Begin
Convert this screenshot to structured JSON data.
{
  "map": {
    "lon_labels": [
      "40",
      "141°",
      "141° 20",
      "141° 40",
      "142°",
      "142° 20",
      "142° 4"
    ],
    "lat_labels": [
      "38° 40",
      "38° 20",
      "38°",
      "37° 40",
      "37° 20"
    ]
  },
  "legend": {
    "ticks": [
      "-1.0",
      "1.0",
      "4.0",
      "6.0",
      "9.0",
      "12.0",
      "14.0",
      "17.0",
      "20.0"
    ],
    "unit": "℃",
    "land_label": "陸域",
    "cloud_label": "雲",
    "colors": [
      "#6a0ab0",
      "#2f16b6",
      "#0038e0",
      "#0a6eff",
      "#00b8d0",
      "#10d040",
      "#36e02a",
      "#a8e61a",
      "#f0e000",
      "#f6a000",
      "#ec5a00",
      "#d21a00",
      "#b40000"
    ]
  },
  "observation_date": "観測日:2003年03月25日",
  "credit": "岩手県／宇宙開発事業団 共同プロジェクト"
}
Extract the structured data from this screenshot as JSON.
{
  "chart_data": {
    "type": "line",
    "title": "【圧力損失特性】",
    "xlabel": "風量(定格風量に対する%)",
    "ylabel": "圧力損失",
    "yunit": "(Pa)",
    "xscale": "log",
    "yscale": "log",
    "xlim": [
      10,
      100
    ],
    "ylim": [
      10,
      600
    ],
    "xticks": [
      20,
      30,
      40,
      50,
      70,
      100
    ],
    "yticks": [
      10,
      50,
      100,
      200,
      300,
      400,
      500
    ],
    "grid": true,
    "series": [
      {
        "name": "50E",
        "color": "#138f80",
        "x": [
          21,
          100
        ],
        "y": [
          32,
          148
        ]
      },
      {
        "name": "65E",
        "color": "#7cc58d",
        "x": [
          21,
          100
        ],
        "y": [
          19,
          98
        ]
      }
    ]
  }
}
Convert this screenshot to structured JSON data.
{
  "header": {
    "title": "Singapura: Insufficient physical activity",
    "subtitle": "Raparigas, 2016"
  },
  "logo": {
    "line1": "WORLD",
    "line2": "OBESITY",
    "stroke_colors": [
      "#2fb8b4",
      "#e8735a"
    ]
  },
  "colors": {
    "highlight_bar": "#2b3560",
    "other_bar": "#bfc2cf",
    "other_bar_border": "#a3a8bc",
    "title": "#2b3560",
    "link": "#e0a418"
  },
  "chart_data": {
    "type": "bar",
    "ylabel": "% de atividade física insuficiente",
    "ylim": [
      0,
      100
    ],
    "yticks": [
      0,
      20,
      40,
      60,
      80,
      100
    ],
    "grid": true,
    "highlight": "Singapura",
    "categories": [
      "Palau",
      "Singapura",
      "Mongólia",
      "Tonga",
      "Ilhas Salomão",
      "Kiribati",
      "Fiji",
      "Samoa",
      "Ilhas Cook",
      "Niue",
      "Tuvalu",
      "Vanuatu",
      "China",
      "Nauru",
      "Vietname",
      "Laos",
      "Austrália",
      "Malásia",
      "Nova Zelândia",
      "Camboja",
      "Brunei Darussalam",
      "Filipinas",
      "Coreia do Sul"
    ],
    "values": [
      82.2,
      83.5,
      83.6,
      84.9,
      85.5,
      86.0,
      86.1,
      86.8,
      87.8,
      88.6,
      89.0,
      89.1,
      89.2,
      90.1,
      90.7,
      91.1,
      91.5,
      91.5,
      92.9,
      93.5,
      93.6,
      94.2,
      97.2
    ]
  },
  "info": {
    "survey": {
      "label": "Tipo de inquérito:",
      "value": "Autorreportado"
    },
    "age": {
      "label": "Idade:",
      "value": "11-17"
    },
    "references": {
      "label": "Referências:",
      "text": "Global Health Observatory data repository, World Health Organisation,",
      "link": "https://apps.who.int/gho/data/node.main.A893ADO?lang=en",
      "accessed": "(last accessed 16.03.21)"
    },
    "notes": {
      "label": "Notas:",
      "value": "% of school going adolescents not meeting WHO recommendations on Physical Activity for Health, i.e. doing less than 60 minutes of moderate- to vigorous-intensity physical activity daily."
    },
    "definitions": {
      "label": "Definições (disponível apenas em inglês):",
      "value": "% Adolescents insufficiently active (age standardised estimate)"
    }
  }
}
End
- THE EXERCISE:
Look through the data and gather every line with the string "link" in it.

- FULL OUTPUT:
    "link": "#e0a418"
      "link": "https://apps.who.int/gho/data/node.main.A893ADO?lang=en",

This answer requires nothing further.